[Énoncé] Dans le texte retenu, condensez le paragraphe qui commence par « Par jugement du 7 mars 2017 » sans perdre ses faits essentiels.

══ Texte retenu

M. [D] [I], fils de Mme [P], est intervenu volontairement à l'instance.

Par jugement du 7 mars 2017, le tribunal s'est déclaré incompétent s'agissant d'une action en responsabilité civile exercée à l'encontre d'un mandataire judiciaire et a renvoyé l'affaire devant le tribunal de grande instance de Reims.

Devant ce tribunal, les requérants ont assigné Me [M] en son nom propre en intervention forcée, donnant lieu à l'ouverture d'une procédure distincte.

Par deux jugements des 7 décembre 2020 et 21 avril 2021, le tribunal judiciaire de Reims a notamment :

- déclaré irrecevables les demandes des requérants contre Me [M] en son nom personnel en l'absence d'intérêt à agir et comme étant prescrites,

- déclaré irrecevables les demandes dirigées contre Me [M] ès qualités d'ancien mandataire judiciaire à la liquidation, les demandes formées contre lui ès qualités ne pouvant concerner que la liquidation,

- débouté Me [M] de ses demande de dommages et intérêts,

- débouté les parties du surplus de leurs demandes,

- condamné Mme [P] et M. [I] à payer à Me [M] la somme de 2 000 euros au titre de l'article 700, ainsi qu'aux dépens.

════
══ Enregistrements listés

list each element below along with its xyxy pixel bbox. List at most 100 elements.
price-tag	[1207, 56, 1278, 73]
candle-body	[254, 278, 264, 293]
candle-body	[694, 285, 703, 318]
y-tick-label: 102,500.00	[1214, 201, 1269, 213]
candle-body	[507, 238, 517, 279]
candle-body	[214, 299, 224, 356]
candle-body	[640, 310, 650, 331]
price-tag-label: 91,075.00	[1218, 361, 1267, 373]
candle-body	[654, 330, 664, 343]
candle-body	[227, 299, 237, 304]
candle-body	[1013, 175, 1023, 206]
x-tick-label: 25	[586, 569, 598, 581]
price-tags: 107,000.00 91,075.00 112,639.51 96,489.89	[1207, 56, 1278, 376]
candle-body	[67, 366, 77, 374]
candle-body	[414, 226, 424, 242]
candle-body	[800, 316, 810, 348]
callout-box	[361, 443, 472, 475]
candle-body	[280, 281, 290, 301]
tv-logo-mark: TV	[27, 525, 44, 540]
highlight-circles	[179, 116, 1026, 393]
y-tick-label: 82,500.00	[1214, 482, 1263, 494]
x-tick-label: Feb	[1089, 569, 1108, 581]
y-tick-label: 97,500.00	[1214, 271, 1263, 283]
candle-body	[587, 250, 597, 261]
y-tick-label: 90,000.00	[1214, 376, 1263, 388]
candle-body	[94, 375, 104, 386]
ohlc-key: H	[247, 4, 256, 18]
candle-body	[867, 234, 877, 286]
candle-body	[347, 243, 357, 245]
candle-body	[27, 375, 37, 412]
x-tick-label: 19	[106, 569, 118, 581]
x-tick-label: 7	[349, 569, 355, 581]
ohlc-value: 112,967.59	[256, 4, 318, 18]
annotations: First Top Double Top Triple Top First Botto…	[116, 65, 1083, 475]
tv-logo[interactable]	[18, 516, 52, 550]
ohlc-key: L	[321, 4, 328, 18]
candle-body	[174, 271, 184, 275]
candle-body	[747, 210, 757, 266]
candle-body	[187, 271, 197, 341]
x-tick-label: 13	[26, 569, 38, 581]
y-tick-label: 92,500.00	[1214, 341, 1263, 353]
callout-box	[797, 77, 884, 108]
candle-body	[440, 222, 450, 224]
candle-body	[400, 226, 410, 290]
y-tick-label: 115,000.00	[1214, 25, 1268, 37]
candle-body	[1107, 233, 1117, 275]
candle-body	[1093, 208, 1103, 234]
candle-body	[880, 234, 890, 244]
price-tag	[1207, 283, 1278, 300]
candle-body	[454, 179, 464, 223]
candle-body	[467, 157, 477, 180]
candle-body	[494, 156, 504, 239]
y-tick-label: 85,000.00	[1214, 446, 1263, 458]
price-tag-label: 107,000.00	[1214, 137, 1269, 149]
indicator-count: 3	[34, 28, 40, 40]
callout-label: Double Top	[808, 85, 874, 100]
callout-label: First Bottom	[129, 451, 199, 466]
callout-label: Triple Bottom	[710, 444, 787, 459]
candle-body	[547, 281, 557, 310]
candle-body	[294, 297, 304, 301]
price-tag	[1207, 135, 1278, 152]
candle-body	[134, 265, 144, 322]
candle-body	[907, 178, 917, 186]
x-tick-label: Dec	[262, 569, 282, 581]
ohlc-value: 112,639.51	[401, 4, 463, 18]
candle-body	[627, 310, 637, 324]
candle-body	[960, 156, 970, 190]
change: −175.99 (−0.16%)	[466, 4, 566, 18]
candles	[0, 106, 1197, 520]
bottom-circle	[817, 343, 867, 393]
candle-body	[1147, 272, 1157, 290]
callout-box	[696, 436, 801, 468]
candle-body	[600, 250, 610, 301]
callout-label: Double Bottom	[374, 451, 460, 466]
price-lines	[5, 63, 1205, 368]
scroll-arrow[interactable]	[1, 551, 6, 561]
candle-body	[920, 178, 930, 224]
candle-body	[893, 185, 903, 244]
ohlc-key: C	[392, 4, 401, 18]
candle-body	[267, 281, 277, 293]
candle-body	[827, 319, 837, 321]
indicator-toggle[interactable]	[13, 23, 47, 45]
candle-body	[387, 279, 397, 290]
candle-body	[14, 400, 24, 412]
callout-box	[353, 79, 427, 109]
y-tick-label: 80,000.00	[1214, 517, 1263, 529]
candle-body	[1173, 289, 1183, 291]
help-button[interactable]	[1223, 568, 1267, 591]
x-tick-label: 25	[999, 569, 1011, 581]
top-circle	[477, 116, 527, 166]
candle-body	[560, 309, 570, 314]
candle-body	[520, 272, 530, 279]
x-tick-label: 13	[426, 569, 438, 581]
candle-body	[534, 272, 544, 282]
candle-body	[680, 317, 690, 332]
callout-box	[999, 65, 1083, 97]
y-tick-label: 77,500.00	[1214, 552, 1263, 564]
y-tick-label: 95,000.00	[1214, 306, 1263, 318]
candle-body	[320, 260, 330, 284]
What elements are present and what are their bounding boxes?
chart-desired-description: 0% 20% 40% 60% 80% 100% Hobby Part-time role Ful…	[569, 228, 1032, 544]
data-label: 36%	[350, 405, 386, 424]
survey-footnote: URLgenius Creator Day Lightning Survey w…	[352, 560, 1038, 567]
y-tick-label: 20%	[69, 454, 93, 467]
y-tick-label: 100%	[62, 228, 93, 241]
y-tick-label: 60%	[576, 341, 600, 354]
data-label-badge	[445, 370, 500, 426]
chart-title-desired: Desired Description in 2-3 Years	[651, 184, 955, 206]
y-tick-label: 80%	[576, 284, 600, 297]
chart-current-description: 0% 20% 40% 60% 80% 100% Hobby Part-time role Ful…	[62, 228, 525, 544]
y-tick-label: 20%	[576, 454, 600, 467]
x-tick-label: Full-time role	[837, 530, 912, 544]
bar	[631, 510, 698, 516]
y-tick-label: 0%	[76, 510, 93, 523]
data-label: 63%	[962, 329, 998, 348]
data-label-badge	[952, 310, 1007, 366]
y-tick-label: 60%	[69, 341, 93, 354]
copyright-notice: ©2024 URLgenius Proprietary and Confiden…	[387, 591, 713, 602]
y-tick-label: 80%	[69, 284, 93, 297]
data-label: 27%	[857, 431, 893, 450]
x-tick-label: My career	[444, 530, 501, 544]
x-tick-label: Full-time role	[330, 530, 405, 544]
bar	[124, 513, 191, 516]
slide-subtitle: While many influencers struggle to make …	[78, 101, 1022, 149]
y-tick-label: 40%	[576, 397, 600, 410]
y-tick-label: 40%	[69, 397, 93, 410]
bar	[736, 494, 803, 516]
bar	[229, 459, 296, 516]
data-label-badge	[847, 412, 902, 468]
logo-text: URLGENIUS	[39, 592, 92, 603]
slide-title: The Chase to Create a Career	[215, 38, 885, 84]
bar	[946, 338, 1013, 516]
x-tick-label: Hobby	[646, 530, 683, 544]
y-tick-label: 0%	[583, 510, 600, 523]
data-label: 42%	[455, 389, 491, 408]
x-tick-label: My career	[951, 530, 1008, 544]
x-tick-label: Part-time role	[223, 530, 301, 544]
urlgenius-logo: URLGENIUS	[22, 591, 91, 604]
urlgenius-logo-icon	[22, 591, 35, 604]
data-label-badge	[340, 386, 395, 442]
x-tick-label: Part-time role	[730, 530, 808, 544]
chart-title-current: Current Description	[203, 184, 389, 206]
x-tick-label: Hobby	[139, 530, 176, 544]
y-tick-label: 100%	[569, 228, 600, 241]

════

[Corrigé] Le 7 mars 2017, le tribunal s'est déclaré incompétent pour l'action en responsabilité civile visant un mandataire judiciaire et a renvoyé l'affaire au tribunal de grande instance de Reims.